(Figure record listings)
┏━━
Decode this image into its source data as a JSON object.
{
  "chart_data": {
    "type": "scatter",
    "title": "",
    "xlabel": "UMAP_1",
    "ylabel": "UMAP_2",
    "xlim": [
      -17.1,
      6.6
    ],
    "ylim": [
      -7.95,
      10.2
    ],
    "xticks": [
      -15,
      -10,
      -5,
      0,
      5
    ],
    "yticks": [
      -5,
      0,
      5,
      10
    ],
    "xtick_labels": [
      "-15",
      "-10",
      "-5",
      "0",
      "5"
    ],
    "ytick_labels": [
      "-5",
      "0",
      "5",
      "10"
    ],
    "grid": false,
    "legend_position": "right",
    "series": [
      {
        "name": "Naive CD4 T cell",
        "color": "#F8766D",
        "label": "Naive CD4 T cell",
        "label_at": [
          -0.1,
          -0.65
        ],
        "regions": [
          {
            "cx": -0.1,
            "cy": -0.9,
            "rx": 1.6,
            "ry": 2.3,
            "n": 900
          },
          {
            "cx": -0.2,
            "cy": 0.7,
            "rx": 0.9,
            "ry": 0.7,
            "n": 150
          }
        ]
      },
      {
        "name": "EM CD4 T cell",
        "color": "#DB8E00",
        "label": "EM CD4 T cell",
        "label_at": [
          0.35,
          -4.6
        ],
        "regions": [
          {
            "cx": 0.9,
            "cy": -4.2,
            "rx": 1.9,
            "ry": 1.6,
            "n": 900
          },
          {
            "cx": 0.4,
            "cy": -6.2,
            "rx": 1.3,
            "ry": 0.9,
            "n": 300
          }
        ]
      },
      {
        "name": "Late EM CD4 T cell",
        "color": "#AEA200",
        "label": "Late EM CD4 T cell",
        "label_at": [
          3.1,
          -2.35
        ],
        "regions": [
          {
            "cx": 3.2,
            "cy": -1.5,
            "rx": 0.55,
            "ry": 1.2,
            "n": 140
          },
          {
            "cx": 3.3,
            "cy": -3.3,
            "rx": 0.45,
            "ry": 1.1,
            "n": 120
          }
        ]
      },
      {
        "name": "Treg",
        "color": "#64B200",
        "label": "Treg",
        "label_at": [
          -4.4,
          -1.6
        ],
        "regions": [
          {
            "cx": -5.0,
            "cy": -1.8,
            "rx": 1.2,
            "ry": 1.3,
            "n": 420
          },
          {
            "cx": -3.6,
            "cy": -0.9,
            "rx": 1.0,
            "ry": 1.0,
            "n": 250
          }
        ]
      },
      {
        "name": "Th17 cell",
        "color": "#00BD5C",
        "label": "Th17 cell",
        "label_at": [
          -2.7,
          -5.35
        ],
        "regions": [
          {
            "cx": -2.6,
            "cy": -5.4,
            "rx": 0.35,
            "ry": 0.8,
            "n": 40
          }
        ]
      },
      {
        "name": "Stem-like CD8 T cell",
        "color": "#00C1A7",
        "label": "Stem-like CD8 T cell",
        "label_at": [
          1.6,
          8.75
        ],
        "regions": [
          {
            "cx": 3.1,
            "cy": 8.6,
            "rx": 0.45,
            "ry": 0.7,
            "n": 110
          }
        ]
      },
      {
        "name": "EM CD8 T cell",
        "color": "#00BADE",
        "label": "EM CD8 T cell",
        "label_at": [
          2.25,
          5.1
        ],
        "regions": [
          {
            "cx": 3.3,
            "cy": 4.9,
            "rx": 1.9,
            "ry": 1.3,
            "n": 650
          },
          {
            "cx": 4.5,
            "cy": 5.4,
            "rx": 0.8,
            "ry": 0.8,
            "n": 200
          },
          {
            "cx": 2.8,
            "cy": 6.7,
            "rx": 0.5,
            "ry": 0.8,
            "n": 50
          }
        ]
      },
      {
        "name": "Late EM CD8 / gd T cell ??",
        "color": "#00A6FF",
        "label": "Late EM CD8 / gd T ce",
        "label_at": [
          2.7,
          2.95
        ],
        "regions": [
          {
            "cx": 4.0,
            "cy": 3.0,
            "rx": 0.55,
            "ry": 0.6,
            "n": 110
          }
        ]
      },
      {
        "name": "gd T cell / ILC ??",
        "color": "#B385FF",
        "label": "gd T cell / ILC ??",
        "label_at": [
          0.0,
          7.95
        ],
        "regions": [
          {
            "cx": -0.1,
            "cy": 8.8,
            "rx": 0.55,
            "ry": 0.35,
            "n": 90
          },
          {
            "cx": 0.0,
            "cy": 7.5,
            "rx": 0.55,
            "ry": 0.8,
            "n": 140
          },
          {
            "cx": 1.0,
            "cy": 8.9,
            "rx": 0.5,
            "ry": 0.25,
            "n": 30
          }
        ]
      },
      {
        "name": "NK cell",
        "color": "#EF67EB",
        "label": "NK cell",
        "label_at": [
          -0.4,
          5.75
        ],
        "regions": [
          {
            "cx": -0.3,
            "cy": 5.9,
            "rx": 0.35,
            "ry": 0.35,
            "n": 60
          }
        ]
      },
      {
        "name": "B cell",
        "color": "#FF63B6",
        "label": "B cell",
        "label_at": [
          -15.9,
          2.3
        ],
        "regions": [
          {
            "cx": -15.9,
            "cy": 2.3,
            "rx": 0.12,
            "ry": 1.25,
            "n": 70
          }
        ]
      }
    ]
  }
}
┗━━
WHAT IS NEEDED: Identify and copy lines that hold the string "Naive".

SOLUTION TO THE EXERCISE:
        "name": "Naive CD4 T cell",
        "label": "Naive CD4 T cell",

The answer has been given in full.